__Material for this task__
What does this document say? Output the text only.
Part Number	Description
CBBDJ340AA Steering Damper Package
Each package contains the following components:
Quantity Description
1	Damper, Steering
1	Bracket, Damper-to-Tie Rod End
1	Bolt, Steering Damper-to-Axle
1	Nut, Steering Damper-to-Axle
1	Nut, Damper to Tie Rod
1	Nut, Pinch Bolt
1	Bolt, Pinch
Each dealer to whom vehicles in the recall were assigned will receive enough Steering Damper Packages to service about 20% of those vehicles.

__Problem to work on__
Type out all of the material again, word for word.

__Final result__
What does this document say? Output the text only.
Part Number	Description
CBBDJ340AA Steering Damper Package
Each package contains the following components:
Quantity Description
1	Damper, Steering
1	Bracket, Damper-to-Tie Rod End
1	Bolt, Steering Damper-to-Axle
1	Nut, Steering Damper-to-Axle
1	Nut, Damper to Tie Rod
1	Nut, Pinch Bolt
1	Bolt, Pinch
Each dealer to whom vehicles in the recall were assigned will receive enough Steering Damper Packages to service about 20% of those vehicles.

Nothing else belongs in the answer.